(Stored items from a collection)
+++
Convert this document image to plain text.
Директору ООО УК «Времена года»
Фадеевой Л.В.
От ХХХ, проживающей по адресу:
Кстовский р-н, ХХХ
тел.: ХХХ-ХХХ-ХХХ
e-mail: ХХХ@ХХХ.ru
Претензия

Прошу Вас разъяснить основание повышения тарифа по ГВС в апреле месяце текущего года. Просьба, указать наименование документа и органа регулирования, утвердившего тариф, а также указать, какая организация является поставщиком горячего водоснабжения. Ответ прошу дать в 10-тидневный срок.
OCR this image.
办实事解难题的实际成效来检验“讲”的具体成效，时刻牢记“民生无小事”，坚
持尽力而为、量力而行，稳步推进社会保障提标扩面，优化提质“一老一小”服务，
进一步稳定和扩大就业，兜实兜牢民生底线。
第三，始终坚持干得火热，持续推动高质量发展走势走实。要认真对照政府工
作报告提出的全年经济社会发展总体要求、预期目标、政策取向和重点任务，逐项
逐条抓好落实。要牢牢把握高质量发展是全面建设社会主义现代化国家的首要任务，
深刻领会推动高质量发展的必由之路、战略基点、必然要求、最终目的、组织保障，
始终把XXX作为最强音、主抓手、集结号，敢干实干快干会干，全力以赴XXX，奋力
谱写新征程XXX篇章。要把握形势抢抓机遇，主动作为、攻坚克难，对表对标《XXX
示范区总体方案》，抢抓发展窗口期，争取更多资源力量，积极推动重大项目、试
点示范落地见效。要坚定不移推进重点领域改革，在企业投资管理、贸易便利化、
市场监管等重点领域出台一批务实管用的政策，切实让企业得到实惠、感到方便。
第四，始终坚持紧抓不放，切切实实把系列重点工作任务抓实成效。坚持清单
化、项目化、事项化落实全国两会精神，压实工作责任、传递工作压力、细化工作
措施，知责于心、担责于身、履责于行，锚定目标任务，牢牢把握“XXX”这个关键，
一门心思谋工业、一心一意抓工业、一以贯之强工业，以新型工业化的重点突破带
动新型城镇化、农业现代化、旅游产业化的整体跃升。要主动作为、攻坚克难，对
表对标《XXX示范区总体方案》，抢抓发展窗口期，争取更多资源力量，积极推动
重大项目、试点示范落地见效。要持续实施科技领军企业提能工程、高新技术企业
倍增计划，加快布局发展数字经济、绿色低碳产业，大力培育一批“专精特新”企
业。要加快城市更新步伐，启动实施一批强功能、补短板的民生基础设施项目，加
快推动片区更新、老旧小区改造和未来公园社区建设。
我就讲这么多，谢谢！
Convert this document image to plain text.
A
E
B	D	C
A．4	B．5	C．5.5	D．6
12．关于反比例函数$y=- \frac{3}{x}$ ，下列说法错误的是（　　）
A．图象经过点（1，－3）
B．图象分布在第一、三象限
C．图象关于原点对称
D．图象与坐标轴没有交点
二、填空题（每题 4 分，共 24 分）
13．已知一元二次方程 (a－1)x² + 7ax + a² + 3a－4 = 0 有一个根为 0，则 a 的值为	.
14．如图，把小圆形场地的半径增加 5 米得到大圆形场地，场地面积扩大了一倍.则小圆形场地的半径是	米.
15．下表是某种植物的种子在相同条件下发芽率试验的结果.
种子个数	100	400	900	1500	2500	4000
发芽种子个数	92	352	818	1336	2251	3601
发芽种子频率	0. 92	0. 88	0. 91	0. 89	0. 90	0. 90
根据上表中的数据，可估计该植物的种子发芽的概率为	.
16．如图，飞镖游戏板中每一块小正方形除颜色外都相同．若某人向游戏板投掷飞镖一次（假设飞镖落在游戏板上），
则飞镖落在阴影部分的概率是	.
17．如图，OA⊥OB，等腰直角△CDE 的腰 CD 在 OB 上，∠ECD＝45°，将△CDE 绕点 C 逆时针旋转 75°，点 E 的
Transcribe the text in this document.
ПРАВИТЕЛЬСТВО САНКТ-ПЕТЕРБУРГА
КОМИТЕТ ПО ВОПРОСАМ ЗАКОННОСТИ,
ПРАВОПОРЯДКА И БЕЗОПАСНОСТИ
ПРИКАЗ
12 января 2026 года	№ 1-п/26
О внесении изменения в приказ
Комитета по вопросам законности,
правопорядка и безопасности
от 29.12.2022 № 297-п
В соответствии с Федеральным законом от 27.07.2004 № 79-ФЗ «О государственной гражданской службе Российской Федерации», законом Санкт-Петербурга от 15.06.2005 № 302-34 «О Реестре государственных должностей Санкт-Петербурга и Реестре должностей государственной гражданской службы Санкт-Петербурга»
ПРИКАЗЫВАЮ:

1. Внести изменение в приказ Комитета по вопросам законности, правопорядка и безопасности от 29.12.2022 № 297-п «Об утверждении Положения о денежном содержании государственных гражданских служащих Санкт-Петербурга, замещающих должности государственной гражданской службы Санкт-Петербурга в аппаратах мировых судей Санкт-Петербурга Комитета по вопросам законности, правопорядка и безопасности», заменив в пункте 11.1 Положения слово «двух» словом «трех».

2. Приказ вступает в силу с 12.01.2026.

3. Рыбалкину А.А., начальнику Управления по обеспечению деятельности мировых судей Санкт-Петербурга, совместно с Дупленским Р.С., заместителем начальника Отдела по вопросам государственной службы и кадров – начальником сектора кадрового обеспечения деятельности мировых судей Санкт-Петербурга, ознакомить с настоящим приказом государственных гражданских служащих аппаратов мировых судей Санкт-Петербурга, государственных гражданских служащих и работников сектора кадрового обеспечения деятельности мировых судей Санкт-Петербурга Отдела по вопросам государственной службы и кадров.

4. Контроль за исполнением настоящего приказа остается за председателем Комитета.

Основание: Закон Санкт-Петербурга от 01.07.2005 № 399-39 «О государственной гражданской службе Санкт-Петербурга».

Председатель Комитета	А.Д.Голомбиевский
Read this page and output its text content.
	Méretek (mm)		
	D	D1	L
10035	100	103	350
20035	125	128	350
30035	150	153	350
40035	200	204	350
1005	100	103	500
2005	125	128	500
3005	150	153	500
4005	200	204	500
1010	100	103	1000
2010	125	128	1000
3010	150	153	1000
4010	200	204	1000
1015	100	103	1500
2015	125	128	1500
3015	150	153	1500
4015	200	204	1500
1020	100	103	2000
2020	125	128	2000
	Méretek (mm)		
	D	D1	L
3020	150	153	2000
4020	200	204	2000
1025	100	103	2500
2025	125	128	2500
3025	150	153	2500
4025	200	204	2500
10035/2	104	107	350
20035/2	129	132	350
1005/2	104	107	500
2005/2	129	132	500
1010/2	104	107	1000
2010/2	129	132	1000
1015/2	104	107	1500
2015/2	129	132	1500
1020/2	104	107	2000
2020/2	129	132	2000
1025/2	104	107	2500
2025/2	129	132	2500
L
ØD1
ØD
+++
## What the exercise asks
Determine the number of lines in the entries above where the string "攻坚克难" appears. Answer with the number alone.

## Output of the exercise
2